Exercise material =>
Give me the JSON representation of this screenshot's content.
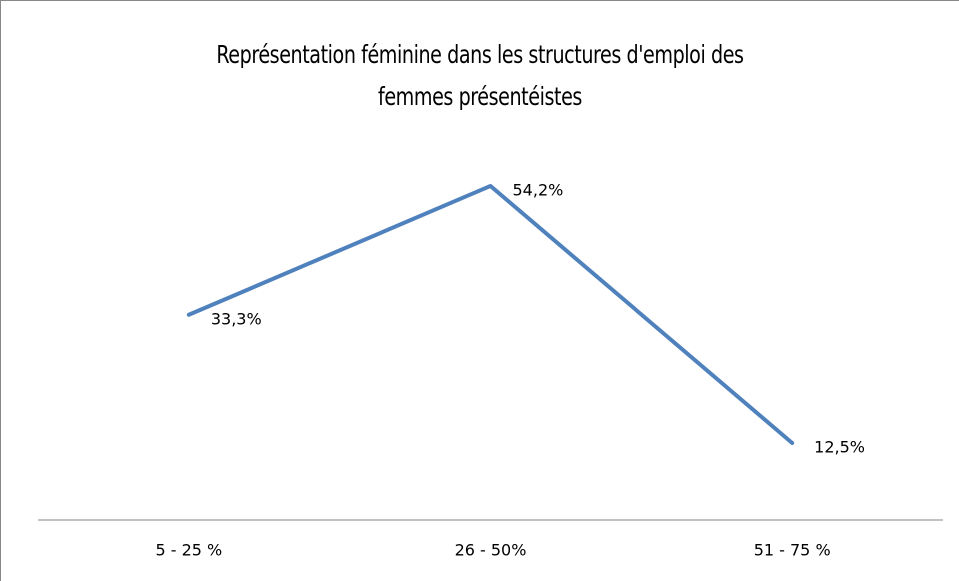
{
  "chart_data": {
    "type": "line",
    "title": "Représentation féminine dans les structures d'emploi des femmes présentéistes",
    "categories": [
      "5 - 25 %",
      "26 - 50%",
      "51 - 75 %"
    ],
    "series": [
      {
        "name": "Représentation féminine",
        "color": "#4f81bd",
        "values": [
          33.3,
          54.2,
          12.5
        ],
        "value_labels": [
          "33,3%",
          "54,2%",
          "12,5%"
        ]
      }
    ]
  }
}
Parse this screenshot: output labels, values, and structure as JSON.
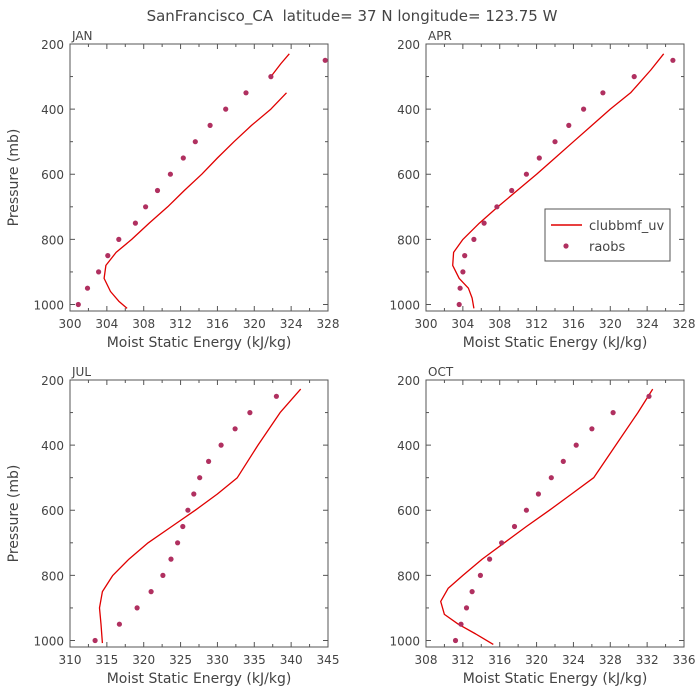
{
  "figure": {
    "title": "SanFrancisco_CA  latitude= 37 N longitude= 123.75 W",
    "legend": {
      "model_label": "clubbmf_uv",
      "obs_label": "raobs"
    },
    "colors": {
      "model": "#e00000",
      "obs": "#b03060",
      "axis": "#555555",
      "text": "#444444"
    }
  },
  "chart_data": [
    {
      "type": "line",
      "panel": "JAN",
      "xlabel": "Moist Static Energy (kJ/kg)",
      "ylabel": "Pressure (mb)",
      "xlim": [
        300,
        328
      ],
      "ylim": [
        1020,
        200
      ],
      "xticks": [
        300,
        304,
        308,
        312,
        316,
        320,
        324,
        328
      ],
      "yticks": [
        200,
        400,
        600,
        800,
        1000
      ],
      "series": [
        {
          "name": "clubbmf_uv",
          "kind": "line",
          "x": [
            306.2,
            305.3,
            304.4,
            303.7,
            303.9,
            305.0,
            306.7,
            308.6,
            310.6,
            312.4,
            314.3,
            316.0,
            317.8,
            319.7,
            321.8,
            323.5
          ],
          "y": [
            1012,
            990,
            960,
            920,
            880,
            840,
            800,
            750,
            700,
            650,
            600,
            550,
            500,
            450,
            400,
            350
          ]
        },
        {
          "name": "clubbmf_uv",
          "kind": "line",
          "x": [
            321.8,
            322.9,
            323.8
          ],
          "y": [
            300,
            260,
            230
          ]
        },
        {
          "name": "raobs",
          "kind": "points",
          "x": [
            300.9,
            301.9,
            303.1,
            304.1,
            305.3,
            307.1,
            308.2,
            309.5,
            310.9,
            312.3,
            313.6,
            315.2,
            316.9,
            319.1,
            321.8,
            327.7
          ],
          "y": [
            1000,
            950,
            900,
            850,
            800,
            750,
            700,
            650,
            600,
            550,
            500,
            450,
            400,
            350,
            300,
            250
          ]
        }
      ]
    },
    {
      "type": "line",
      "panel": "APR",
      "xlabel": "Moist Static Energy (kJ/kg)",
      "ylabel": "",
      "xlim": [
        300,
        328
      ],
      "ylim": [
        1020,
        200
      ],
      "xticks": [
        300,
        304,
        308,
        312,
        316,
        320,
        324,
        328
      ],
      "yticks": [
        200,
        400,
        600,
        800,
        1000
      ],
      "series": [
        {
          "name": "clubbmf_uv",
          "kind": "line",
          "x": [
            305.2,
            305.0,
            304.6,
            303.6,
            302.9,
            303.0,
            304.0,
            305.8,
            307.8,
            309.9,
            312.0,
            314.0,
            316.0,
            318.0,
            320.0,
            322.2,
            324.4,
            325.8
          ],
          "y": [
            1012,
            980,
            950,
            920,
            880,
            840,
            800,
            750,
            700,
            650,
            600,
            550,
            500,
            450,
            400,
            350,
            280,
            230
          ]
        },
        {
          "name": "raobs",
          "kind": "points",
          "x": [
            303.6,
            303.7,
            304.0,
            304.2,
            305.2,
            306.3,
            307.7,
            309.3,
            310.9,
            312.3,
            314.0,
            315.5,
            317.1,
            319.2,
            322.6,
            326.8
          ],
          "y": [
            1000,
            950,
            900,
            850,
            800,
            750,
            700,
            650,
            600,
            550,
            500,
            450,
            400,
            350,
            300,
            250
          ]
        }
      ]
    },
    {
      "type": "line",
      "panel": "JUL",
      "xlabel": "Moist Static Energy (kJ/kg)",
      "ylabel": "Pressure (mb)",
      "xlim": [
        310,
        345
      ],
      "ylim": [
        1020,
        200
      ],
      "xticks": [
        310,
        315,
        320,
        325,
        330,
        335,
        340,
        345
      ],
      "yticks": [
        200,
        400,
        600,
        800,
        1000
      ],
      "series": [
        {
          "name": "clubbmf_uv",
          "kind": "line",
          "x": [
            314.4,
            314.2,
            314.0,
            314.4,
            315.8,
            318.0,
            320.6,
            323.8,
            327.0,
            330.0,
            332.7,
            335.5,
            338.5,
            341.3
          ],
          "y": [
            1008,
            950,
            900,
            850,
            800,
            750,
            700,
            650,
            600,
            550,
            500,
            400,
            300,
            228
          ]
        },
        {
          "name": "raobs",
          "kind": "points",
          "x": [
            313.4,
            316.7,
            319.1,
            321.0,
            322.6,
            323.7,
            324.6,
            325.3,
            326.0,
            326.8,
            327.6,
            328.8,
            330.5,
            332.4,
            334.4,
            338.0
          ],
          "y": [
            1000,
            950,
            900,
            850,
            800,
            750,
            700,
            650,
            600,
            550,
            500,
            450,
            400,
            350,
            300,
            250
          ]
        }
      ]
    },
    {
      "type": "line",
      "panel": "OCT",
      "xlabel": "Moist Static Energy (kJ/kg)",
      "ylabel": "",
      "xlim": [
        308,
        336
      ],
      "ylim": [
        1020,
        200
      ],
      "xticks": [
        308,
        312,
        316,
        320,
        324,
        328,
        332,
        336
      ],
      "yticks": [
        200,
        400,
        600,
        800,
        1000
      ],
      "series": [
        {
          "name": "clubbmf_uv",
          "kind": "line",
          "x": [
            315.3,
            313.4,
            311.5,
            310.0,
            309.6,
            310.4,
            312.0,
            314.1,
            316.5,
            318.9,
            321.4,
            323.8,
            326.2,
            328.6,
            331.0,
            332.6
          ],
          "y": [
            1012,
            980,
            950,
            920,
            880,
            840,
            800,
            750,
            700,
            650,
            600,
            550,
            500,
            400,
            300,
            228
          ]
        },
        {
          "name": "raobs",
          "kind": "points",
          "x": [
            311.2,
            311.8,
            312.4,
            313.0,
            313.9,
            314.9,
            316.2,
            317.6,
            318.9,
            320.2,
            321.6,
            322.9,
            324.3,
            326.0,
            328.3,
            332.2
          ],
          "y": [
            1000,
            950,
            900,
            850,
            800,
            750,
            700,
            650,
            600,
            550,
            500,
            450,
            400,
            350,
            300,
            250
          ]
        }
      ]
    }
  ]
}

Task goal =>
Without the pictures, print the records in full, exactly as they appear.

Correct response =>
Give me the JSON representation of this screenshot's content.
{
  "chart_data": {
    "type": "line",
    "title": "Représentation féminine dans les structures d'emploi des femmes présentéistes",
    "categories": [
      "5 - 25 %",
      "26 - 50%",
      "51 - 75 %"
    ],
    "series": [
      {
        "name": "Représentation féminine",
        "color": "#4f81bd",
        "values": [
          33.3,
          54.2,
          12.5
        ],
        "value_labels": [
          "33,3%",
          "54,2%",
          "12,5%"
        ]
      }
    ]
  }
}
Parse this screenshot: output labels, values, and structure as JSON.
{
  "figure": {
    "title": "SanFrancisco_CA  latitude= 37 N longitude= 123.75 W",
    "legend": {
      "model_label": "clubbmf_uv",
      "obs_label": "raobs"
    },
    "colors": {
      "model": "#e00000",
      "obs": "#b03060",
      "axis": "#555555",
      "text": "#444444"
    }
  },
  "chart_data": [
    {
      "type": "line",
      "panel": "JAN",
      "xlabel": "Moist Static Energy (kJ/kg)",
      "ylabel": "Pressure (mb)",
      "xlim": [
        300,
        328
      ],
      "ylim": [
        1020,
        200
      ],
      "xticks": [
        300,
        304,
        308,
        312,
        316,
        320,
        324,
        328
      ],
      "yticks": [
        200,
        400,
        600,
        800,
        1000
      ],
      "series": [
        {
          "name": "clubbmf_uv",
          "kind": "line",
          "x": [
            306.2,
            305.3,
            304.4,
            303.7,
            303.9,
            305.0,
            306.7,
            308.6,
            310.6,
            312.4,
            314.3,
            316.0,
            317.8,
            319.7,
            321.8,
            323.5
          ],
          "y": [
            1012,
            990,
            960,
            920,
            880,
            840,
            800,
            750,
            700,
            650,
            600,
            550,
            500,
            450,
            400,
            350
          ]
        },
        {
          "name": "clubbmf_uv",
          "kind": "line",
          "x": [
            321.8,
            322.9,
            323.8
          ],
          "y": [
            300,
            260,
            230
          ]
        },
        {
          "name": "raobs",
          "kind": "points",
          "x": [
            300.9,
            301.9,
            303.1,
            304.1,
            305.3,
            307.1,
            308.2,
            309.5,
            310.9,
            312.3,
            313.6,
            315.2,
            316.9,
            319.1,
            321.8,
            327.7
          ],
          "y": [
            1000,
            950,
            900,
            850,
            800,
            750,
            700,
            650,
            600,
            550,
            500,
            450,
            400,
            350,
            300,
            250
          ]
        }
      ]
    },
    {
      "type": "line",
      "panel": "APR",
      "xlabel": "Moist Static Energy (kJ/kg)",
      "ylabel": "",
      "xlim": [
        300,
        328
      ],
      "ylim": [
        1020,
        200
      ],
      "xticks": [
        300,
        304,
        308,
        312,
        316,
        320,
        324,
        328
      ],
      "yticks": [
        200,
        400,
        600,
        800,
        1000
      ],
      "series": [
        {
          "name": "clubbmf_uv",
          "kind": "line",
          "x": [
            305.2,
            305.0,
            304.6,
            303.6,
            302.9,
            303.0,
            304.0,
            305.8,
            307.8,
            309.9,
            312.0,
            314.0,
            316.0,
            318.0,
            320.0,
            322.2,
            324.4,
            325.8
          ],
          "y": [
            1012,
            980,
            950,
            920,
            880,
            840,
            800,
            750,
            700,
            650,
            600,
            550,
            500,
            450,
            400,
            350,
            280,
            230
          ]
        },
        {
          "name": "raobs",
          "kind": "points",
          "x": [
            303.6,
            303.7,
            304.0,
            304.2,
            305.2,
            306.3,
            307.7,
            309.3,
            310.9,
            312.3,
            314.0,
            315.5,
            317.1,
            319.2,
            322.6,
            326.8
          ],
          "y": [
            1000,
            950,
            900,
            850,
            800,
            750,
            700,
            650,
            600,
            550,
            500,
            450,
            400,
            350,
            300,
            250
          ]
        }
      ]
    },
    {
      "type": "line",
      "panel": "JUL",
      "xlabel": "Moist Static Energy (kJ/kg)",
      "ylabel": "Pressure (mb)",
      "xlim": [
        310,
        345
      ],
      "ylim": [
        1020,
        200
      ],
      "xticks": [
        310,
        315,
        320,
        325,
        330,
        335,
        340,
        345
      ],
      "yticks": [
        200,
        400,
        600,
        800,
        1000
      ],
      "series": [
        {
          "name": "clubbmf_uv",
          "kind": "line",
          "x": [
            314.4,
            314.2,
            314.0,
            314.4,
            315.8,
            318.0,
            320.6,
            323.8,
            327.0,
            330.0,
            332.7,
            335.5,
            338.5,
            341.3
          ],
          "y": [
            1008,
            950,
            900,
            850,
            800,
            750,
            700,
            650,
            600,
            550,
            500,
            400,
            300,
            228
          ]
        },
        {
          "name": "raobs",
          "kind": "points",
          "x": [
            313.4,
            316.7,
            319.1,
            321.0,
            322.6,
            323.7,
            324.6,
            325.3,
            326.0,
            326.8,
            327.6,
            328.8,
            330.5,
            332.4,
            334.4,
            338.0
          ],
          "y": [
            1000,
            950,
            900,
            850,
            800,
            750,
            700,
            650,
            600,
            550,
            500,
            450,
            400,
            350,
            300,
            250
          ]
        }
      ]
    },
    {
      "type": "line",
      "panel": "OCT",
      "xlabel": "Moist Static Energy (kJ/kg)",
      "ylabel": "",
      "xlim": [
        308,
        336
      ],
      "ylim": [
        1020,
        200
      ],
      "xticks": [
        308,
        312,
        316,
        320,
        324,
        328,
        332,
        336
      ],
      "yticks": [
        200,
        400,
        600,
        800,
        1000
      ],
      "series": [
        {
          "name": "clubbmf_uv",
          "kind": "line",
          "x": [
            315.3,
            313.4,
            311.5,
            310.0,
            309.6,
            310.4,
            312.0,
            314.1,
            316.5,
            318.9,
            321.4,
            323.8,
            326.2,
            328.6,
            331.0,
            332.6
          ],
          "y": [
            1012,
            980,
            950,
            920,
            880,
            840,
            800,
            750,
            700,
            650,
            600,
            550,
            500,
            400,
            300,
            228
          ]
        },
        {
          "name": "raobs",
          "kind": "points",
          "x": [
            311.2,
            311.8,
            312.4,
            313.0,
            313.9,
            314.9,
            316.2,
            317.6,
            318.9,
            320.2,
            321.6,
            322.9,
            324.3,
            326.0,
            328.3,
            332.2
          ],
          "y": [
            1000,
            950,
            900,
            850,
            800,
            750,
            700,
            650,
            600,
            550,
            500,
            450,
            400,
            350,
            300,
            250
          ]
        }
      ]
    }
  ]
}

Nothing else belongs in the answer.